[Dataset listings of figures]
════════

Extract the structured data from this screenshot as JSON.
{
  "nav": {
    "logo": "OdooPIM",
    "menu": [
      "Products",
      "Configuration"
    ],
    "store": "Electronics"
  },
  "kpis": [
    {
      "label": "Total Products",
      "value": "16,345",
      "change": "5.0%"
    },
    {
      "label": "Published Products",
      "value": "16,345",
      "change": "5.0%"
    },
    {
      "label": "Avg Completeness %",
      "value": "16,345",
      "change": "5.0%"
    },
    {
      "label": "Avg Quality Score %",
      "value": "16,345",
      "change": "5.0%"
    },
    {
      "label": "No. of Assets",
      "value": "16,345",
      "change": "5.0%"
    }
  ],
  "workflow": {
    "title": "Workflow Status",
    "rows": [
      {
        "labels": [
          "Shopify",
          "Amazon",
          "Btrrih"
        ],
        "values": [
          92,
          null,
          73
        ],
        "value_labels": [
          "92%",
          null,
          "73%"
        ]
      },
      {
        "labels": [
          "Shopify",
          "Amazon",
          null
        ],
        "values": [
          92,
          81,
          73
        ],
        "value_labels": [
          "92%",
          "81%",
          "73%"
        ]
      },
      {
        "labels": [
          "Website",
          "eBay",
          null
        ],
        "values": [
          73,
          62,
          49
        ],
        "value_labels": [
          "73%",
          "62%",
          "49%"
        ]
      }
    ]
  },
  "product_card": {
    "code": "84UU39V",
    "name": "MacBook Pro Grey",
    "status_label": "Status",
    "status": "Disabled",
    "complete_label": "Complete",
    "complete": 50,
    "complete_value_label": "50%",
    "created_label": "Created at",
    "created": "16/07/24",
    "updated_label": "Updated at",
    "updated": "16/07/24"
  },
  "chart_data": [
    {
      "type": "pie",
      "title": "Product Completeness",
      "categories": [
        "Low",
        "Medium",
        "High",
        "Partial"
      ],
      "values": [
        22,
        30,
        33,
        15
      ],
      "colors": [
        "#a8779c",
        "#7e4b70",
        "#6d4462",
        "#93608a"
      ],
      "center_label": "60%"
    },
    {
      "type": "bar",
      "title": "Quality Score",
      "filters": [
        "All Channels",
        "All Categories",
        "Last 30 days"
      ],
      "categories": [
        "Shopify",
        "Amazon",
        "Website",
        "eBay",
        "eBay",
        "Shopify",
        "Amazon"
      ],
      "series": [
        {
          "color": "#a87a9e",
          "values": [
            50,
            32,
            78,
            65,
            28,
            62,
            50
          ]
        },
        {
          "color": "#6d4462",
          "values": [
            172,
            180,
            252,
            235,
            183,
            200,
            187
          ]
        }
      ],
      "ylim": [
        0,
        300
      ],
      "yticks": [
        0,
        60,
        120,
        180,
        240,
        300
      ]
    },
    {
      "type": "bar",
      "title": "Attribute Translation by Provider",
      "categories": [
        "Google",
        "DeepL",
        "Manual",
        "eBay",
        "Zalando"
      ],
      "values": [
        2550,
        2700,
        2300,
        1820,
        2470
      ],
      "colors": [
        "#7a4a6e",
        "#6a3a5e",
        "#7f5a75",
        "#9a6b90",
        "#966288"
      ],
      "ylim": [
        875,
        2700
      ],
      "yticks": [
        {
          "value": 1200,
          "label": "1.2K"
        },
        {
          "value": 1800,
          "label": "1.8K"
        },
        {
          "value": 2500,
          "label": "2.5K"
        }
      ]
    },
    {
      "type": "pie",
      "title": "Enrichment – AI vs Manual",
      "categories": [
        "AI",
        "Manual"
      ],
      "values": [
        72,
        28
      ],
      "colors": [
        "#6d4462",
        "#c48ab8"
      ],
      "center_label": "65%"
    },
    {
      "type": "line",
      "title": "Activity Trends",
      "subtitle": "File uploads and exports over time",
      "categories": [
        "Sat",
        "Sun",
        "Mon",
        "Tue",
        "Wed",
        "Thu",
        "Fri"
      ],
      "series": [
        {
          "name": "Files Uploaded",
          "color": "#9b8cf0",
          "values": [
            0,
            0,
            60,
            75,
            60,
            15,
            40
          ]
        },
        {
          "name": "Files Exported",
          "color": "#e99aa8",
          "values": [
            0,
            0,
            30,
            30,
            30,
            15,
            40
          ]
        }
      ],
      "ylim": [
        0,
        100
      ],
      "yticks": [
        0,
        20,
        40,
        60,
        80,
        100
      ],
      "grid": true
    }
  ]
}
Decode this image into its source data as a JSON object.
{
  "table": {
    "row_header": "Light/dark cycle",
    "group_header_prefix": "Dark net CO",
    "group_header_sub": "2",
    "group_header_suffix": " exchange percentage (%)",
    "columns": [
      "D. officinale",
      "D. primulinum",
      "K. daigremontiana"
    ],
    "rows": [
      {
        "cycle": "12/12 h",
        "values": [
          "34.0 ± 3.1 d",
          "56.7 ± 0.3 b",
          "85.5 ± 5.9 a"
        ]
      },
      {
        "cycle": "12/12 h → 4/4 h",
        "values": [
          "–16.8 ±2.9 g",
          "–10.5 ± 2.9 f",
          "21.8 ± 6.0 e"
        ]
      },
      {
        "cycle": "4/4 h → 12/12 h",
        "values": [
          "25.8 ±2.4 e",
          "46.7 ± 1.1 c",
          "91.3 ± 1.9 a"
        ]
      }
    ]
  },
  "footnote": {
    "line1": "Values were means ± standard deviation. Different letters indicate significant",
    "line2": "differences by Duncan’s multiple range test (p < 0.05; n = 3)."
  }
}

════════

TASK OBJECTIVE:
Copy out the full material exactly as it appears.

SOLUTION TO THIS TASK:
Extract the structured data from this screenshot as JSON.
{
  "nav": {
    "logo": "OdooPIM",
    "menu": [
      "Products",
      "Configuration"
    ],
    "store": "Electronics"
  },
  "kpis": [
    {
      "label": "Total Products",
      "value": "16,345",
      "change": "5.0%"
    },
    {
      "label": "Published Products",
      "value": "16,345",
      "change": "5.0%"
    },
    {
      "label": "Avg Completeness %",
      "value": "16,345",
      "change": "5.0%"
    },
    {
      "label": "Avg Quality Score %",
      "value": "16,345",
      "change": "5.0%"
    },
    {
      "label": "No. of Assets",
      "value": "16,345",
      "change": "5.0%"
    }
  ],
  "workflow": {
    "title": "Workflow Status",
    "rows": [
      {
        "labels": [
          "Shopify",
          "Amazon",
          "Btrrih"
        ],
        "values": [
          92,
          null,
          73
        ],
        "value_labels": [
          "92%",
          null,
          "73%"
        ]
      },
      {
        "labels": [
          "Shopify",
          "Amazon",
          null
        ],
        "values": [
          92,
          81,
          73
        ],
        "value_labels": [
          "92%",
          "81%",
          "73%"
        ]
      },
      {
        "labels": [
          "Website",
          "eBay",
          null
        ],
        "values": [
          73,
          62,
          49
        ],
        "value_labels": [
          "73%",
          "62%",
          "49%"
        ]
      }
    ]
  },
  "product_card": {
    "code": "84UU39V",
    "name": "MacBook Pro Grey",
    "status_label": "Status",
    "status": "Disabled",
    "complete_label": "Complete",
    "complete": 50,
    "complete_value_label": "50%",
    "created_label": "Created at",
    "created": "16/07/24",
    "updated_label": "Updated at",
    "updated": "16/07/24"
  },
  "chart_data": [
    {
      "type": "pie",
      "title": "Product Completeness",
      "categories": [
        "Low",
        "Medium",
        "High",
        "Partial"
      ],
      "values": [
        22,
        30,
        33,
        15
      ],
      "colors": [
        "#a8779c",
        "#7e4b70",
        "#6d4462",
        "#93608a"
      ],
      "center_label": "60%"
    },
    {
      "type": "bar",
      "title": "Quality Score",
      "filters": [
        "All Channels",
        "All Categories",
        "Last 30 days"
      ],
      "categories": [
        "Shopify",
        "Amazon",
        "Website",
        "eBay",
        "eBay",
        "Shopify",
        "Amazon"
      ],
      "series": [
        {
          "color": "#a87a9e",
          "values": [
            50,
            32,
            78,
            65,
            28,
            62,
            50
          ]
        },
        {
          "color": "#6d4462",
          "values": [
            172,
            180,
            252,
            235,
            183,
            200,
            187
          ]
        }
      ],
      "ylim": [
        0,
        300
      ],
      "yticks": [
        0,
        60,
        120,
        180,
        240,
        300
      ]
    },
    {
      "type": "bar",
      "title": "Attribute Translation by Provider",
      "categories": [
        "Google",
        "DeepL",
        "Manual",
        "eBay",
        "Zalando"
      ],
      "values": [
        2550,
        2700,
        2300,
        1820,
        2470
      ],
      "colors": [
        "#7a4a6e",
        "#6a3a5e",
        "#7f5a75",
        "#9a6b90",
        "#966288"
      ],
      "ylim": [
        875,
        2700
      ],
      "yticks": [
        {
          "value": 1200,
          "label": "1.2K"
        },
        {
          "value": 1800,
          "label": "1.8K"
        },
        {
          "value": 2500,
          "label": "2.5K"
        }
      ]
    },
    {
      "type": "pie",
      "title": "Enrichment – AI vs Manual",
      "categories": [
        "AI",
        "Manual"
      ],
      "values": [
        72,
        28
      ],
      "colors": [
        "#6d4462",
        "#c48ab8"
      ],
      "center_label": "65%"
    },
    {
      "type": "line",
      "title": "Activity Trends",
      "subtitle": "File uploads and exports over time",
      "categories": [
        "Sat",
        "Sun",
        "Mon",
        "Tue",
        "Wed",
        "Thu",
        "Fri"
      ],
      "series": [
        {
          "name": "Files Uploaded",
          "color": "#9b8cf0",
          "values": [
            0,
            0,
            60,
            75,
            60,
            15,
            40
          ]
        },
        {
          "name": "Files Exported",
          "color": "#e99aa8",
          "values": [
            0,
            0,
            30,
            30,
            30,
            15,
            40
          ]
        }
      ],
      "ylim": [
        0,
        100
      ],
      "yticks": [
        0,
        20,
        40,
        60,
        80,
        100
      ],
      "grid": true
    }
  ]
}
Decode this image into its source data as a JSON object.
{
  "table": {
    "row_header": "Light/dark cycle",
    "group_header_prefix": "Dark net CO",
    "group_header_sub": "2",
    "group_header_suffix": " exchange percentage (%)",
    "columns": [
      "D. officinale",
      "D. primulinum",
      "K. daigremontiana"
    ],
    "rows": [
      {
        "cycle": "12/12 h",
        "values": [
          "34.0 ± 3.1 d",
          "56.7 ± 0.3 b",
          "85.5 ± 5.9 a"
        ]
      },
      {
        "cycle": "12/12 h → 4/4 h",
        "values": [
          "–16.8 ±2.9 g",
          "–10.5 ± 2.9 f",
          "21.8 ± 6.0 e"
        ]
      },
      {
        "cycle": "4/4 h → 12/12 h",
        "values": [
          "25.8 ±2.4 e",
          "46.7 ± 1.1 c",
          "91.3 ± 1.9 a"
        ]
      }
    ]
  },
  "footnote": {
    "line1": "Values were means ± standard deviation. Different letters indicate significant",
    "line2": "differences by Duncan’s multiple range test (p < 0.05; n = 3)."
  }
}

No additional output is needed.